**Your instructions**
Look at each line of the records and count those with "dortigen" in them. Please answer with the count alone.

**Provided information**
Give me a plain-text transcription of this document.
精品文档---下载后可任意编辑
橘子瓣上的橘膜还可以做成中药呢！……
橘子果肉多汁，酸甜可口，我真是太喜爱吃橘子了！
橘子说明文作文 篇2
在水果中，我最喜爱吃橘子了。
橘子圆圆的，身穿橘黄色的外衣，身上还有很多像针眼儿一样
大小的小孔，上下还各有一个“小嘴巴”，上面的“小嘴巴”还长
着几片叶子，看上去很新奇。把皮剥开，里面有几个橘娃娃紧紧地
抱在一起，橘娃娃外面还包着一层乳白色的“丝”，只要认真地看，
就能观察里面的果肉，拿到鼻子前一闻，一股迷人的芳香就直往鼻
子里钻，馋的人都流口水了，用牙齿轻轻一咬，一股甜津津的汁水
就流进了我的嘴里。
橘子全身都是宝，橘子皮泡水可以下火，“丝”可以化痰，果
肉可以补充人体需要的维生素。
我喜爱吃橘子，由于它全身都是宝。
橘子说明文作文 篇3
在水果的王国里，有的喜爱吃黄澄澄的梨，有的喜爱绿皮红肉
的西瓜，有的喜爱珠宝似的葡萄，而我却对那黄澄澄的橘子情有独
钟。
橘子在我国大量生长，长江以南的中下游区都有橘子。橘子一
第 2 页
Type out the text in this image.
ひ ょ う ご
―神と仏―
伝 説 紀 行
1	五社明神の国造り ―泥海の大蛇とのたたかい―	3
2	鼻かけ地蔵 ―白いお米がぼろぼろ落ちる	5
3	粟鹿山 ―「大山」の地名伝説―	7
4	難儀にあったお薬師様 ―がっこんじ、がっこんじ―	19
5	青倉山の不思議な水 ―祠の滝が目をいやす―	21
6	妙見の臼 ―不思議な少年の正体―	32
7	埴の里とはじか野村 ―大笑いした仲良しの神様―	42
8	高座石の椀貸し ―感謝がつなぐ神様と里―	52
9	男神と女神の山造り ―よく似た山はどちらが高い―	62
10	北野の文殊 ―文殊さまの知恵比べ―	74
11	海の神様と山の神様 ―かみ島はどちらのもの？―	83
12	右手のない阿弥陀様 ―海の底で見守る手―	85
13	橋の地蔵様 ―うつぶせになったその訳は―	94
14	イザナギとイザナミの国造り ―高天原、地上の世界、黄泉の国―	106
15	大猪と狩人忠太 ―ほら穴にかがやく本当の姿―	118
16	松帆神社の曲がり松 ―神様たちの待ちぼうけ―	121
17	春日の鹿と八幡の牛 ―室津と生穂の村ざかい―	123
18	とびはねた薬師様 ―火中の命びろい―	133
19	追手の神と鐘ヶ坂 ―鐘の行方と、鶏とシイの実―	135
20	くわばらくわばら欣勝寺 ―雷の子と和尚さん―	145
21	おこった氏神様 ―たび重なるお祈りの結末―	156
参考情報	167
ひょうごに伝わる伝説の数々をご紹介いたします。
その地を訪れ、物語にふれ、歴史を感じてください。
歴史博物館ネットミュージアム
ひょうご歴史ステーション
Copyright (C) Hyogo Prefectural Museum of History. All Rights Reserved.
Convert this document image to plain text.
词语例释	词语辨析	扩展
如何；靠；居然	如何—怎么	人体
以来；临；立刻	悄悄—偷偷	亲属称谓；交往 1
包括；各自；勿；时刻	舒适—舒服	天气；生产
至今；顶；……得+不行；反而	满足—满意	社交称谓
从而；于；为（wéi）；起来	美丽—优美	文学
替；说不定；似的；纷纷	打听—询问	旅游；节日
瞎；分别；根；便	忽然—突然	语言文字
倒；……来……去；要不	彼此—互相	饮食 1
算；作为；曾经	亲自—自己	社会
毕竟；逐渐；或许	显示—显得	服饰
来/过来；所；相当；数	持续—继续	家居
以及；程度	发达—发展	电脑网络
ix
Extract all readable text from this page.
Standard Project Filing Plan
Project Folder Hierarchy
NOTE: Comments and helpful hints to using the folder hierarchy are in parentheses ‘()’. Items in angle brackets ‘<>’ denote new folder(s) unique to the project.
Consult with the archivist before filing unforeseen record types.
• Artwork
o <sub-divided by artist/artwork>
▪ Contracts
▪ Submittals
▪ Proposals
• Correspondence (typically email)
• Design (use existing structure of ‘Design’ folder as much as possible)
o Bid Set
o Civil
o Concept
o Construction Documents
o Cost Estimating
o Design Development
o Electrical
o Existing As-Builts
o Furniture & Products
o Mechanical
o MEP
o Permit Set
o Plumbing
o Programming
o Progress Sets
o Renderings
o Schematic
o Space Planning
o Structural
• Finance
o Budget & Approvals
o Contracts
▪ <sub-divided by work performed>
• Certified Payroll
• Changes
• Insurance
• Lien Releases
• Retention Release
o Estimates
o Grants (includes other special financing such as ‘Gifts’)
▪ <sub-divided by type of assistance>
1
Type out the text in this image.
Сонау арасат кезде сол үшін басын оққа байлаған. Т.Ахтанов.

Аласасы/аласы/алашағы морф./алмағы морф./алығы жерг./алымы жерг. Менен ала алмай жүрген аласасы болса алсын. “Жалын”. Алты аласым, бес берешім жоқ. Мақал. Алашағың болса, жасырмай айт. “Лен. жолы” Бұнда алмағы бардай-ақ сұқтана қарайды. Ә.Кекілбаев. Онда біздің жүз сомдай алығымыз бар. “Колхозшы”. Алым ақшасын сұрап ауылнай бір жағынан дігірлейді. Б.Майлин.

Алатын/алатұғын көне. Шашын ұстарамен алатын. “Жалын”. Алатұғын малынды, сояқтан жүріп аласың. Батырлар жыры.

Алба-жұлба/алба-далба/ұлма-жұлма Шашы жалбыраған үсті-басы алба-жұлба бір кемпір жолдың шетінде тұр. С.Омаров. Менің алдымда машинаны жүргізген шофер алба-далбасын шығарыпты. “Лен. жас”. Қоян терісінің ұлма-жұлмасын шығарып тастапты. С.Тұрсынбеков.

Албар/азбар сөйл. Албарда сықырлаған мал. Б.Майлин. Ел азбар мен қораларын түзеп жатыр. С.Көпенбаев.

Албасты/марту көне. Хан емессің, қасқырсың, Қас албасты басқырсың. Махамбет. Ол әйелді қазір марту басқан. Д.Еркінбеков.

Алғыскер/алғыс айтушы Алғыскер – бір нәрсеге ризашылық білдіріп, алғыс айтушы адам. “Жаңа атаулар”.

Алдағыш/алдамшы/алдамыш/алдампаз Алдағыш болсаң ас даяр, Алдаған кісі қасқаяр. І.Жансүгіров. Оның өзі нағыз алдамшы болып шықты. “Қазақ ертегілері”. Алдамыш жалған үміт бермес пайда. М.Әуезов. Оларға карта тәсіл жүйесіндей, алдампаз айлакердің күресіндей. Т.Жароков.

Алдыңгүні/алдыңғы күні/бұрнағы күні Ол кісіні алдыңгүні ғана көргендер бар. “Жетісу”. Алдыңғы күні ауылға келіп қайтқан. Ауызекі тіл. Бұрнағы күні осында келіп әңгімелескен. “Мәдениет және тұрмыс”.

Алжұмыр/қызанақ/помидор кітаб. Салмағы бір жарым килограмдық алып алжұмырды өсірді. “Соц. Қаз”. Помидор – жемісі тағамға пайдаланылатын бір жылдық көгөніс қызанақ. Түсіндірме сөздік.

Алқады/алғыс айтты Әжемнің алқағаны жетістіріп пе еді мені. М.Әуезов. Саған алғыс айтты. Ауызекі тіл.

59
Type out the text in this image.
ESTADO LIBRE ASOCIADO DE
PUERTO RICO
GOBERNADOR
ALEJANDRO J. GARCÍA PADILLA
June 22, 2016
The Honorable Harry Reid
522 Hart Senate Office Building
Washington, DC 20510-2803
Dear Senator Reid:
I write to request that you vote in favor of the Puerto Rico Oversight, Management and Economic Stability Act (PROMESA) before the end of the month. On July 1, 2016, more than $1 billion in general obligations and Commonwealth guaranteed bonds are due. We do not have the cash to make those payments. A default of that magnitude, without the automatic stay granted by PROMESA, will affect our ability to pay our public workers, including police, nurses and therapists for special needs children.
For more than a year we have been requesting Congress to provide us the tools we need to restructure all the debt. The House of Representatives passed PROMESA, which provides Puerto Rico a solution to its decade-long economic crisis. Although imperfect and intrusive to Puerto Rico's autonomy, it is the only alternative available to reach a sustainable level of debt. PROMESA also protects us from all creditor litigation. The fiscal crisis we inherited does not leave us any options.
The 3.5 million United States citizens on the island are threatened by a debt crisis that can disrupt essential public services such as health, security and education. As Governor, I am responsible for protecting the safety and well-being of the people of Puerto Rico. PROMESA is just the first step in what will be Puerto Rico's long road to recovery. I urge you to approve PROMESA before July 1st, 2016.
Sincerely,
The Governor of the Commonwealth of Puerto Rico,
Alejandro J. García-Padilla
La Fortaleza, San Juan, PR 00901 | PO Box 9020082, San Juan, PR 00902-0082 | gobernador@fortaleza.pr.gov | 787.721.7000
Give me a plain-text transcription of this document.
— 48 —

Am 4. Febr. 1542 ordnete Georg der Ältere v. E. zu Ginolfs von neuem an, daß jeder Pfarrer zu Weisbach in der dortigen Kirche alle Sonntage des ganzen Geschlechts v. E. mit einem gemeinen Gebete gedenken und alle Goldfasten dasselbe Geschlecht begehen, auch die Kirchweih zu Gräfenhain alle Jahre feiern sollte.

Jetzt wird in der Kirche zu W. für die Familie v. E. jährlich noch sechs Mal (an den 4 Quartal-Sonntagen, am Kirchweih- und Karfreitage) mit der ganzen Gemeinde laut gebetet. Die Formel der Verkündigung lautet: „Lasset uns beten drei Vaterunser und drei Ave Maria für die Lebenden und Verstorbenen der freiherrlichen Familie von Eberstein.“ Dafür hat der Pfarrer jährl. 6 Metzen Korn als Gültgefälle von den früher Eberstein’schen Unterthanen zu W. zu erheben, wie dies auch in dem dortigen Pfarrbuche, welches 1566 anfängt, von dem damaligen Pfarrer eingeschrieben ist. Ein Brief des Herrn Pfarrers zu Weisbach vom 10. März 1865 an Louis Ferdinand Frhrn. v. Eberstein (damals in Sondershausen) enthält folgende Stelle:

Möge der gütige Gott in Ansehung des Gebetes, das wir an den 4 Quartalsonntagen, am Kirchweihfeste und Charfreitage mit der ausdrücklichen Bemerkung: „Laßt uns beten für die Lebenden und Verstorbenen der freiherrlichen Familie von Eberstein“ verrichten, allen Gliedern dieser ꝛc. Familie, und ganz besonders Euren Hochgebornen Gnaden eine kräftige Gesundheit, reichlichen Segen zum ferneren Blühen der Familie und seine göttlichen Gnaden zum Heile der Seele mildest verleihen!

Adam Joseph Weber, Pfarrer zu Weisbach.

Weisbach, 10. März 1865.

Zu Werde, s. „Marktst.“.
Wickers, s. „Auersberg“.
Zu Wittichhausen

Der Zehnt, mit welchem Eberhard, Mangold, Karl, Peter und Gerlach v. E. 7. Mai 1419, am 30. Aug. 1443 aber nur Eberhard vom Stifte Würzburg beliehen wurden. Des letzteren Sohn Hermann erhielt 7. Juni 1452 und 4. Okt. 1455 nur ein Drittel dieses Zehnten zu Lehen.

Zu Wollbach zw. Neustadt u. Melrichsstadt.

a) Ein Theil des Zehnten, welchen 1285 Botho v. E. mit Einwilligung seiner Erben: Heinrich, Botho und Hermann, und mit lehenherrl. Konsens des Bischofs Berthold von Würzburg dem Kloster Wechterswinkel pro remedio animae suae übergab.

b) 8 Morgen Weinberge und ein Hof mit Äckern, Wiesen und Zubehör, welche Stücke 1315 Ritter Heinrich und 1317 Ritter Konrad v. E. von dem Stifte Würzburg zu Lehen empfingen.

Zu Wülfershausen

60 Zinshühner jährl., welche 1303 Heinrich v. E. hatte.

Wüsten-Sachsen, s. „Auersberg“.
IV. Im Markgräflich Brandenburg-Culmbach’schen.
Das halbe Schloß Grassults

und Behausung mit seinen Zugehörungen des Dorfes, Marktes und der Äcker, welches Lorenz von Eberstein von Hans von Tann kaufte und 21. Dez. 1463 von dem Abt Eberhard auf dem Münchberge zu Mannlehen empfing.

**Right answer**
2